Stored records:
+---+
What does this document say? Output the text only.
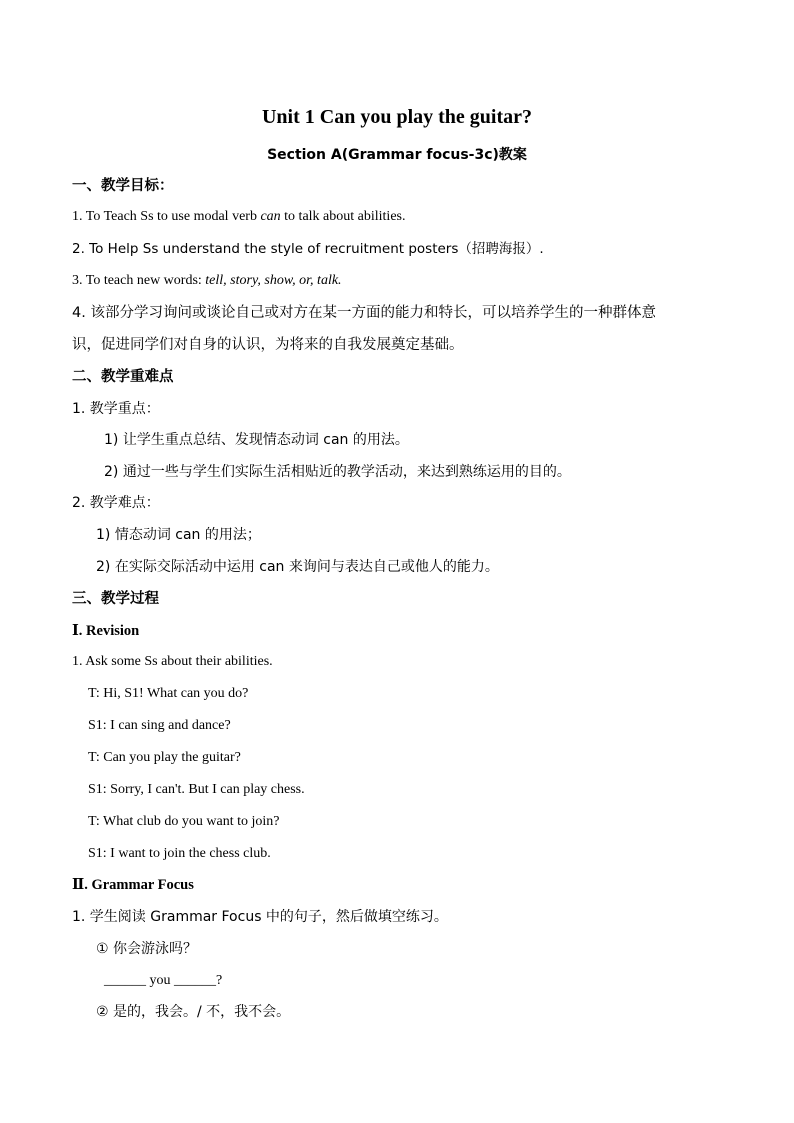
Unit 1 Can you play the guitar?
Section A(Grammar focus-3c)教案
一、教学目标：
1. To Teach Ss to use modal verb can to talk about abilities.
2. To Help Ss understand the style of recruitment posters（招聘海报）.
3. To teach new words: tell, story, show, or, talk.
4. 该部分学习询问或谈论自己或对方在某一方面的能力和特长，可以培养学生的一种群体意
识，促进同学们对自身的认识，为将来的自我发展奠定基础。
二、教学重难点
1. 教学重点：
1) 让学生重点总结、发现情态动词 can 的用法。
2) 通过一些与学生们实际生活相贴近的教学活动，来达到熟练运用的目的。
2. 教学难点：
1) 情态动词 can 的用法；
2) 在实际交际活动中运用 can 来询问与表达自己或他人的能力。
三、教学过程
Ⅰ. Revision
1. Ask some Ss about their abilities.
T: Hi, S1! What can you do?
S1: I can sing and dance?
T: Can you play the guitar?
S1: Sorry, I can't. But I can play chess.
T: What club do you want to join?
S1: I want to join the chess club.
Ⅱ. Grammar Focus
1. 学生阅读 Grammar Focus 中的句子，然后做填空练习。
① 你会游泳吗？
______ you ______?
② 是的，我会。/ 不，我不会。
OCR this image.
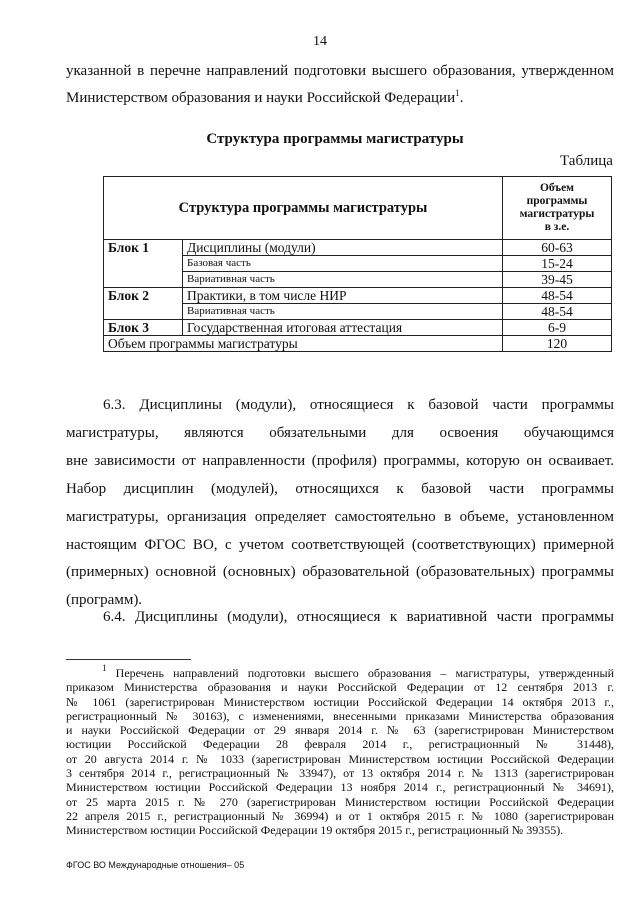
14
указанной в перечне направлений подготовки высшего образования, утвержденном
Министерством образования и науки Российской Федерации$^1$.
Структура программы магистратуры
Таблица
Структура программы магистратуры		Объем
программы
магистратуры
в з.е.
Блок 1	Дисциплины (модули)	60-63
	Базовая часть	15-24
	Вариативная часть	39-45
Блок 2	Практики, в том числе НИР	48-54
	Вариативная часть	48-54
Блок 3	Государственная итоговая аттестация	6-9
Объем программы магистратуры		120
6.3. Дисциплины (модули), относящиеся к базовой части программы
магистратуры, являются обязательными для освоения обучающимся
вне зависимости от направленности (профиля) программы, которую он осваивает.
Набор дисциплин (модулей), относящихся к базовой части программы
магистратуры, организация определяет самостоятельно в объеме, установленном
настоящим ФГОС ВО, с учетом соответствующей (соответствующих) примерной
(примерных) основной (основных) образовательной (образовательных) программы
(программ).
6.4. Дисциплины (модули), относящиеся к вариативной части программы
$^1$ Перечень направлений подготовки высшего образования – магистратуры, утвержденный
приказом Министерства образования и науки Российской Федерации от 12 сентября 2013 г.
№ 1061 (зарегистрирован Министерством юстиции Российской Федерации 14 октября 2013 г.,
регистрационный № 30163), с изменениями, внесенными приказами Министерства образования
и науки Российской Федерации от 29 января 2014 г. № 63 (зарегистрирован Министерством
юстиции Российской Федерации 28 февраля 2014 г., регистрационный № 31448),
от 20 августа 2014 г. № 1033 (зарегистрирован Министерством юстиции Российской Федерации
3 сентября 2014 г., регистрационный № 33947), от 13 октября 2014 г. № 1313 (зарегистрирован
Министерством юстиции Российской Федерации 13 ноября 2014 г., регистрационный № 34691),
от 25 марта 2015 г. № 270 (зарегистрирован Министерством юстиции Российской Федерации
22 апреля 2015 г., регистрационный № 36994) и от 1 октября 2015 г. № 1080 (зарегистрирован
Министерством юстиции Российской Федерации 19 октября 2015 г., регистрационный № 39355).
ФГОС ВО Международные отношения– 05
+---+
Keep only those lines of the records that hold "this", and return them.

What does this document say? Output the text only.
OCR this image.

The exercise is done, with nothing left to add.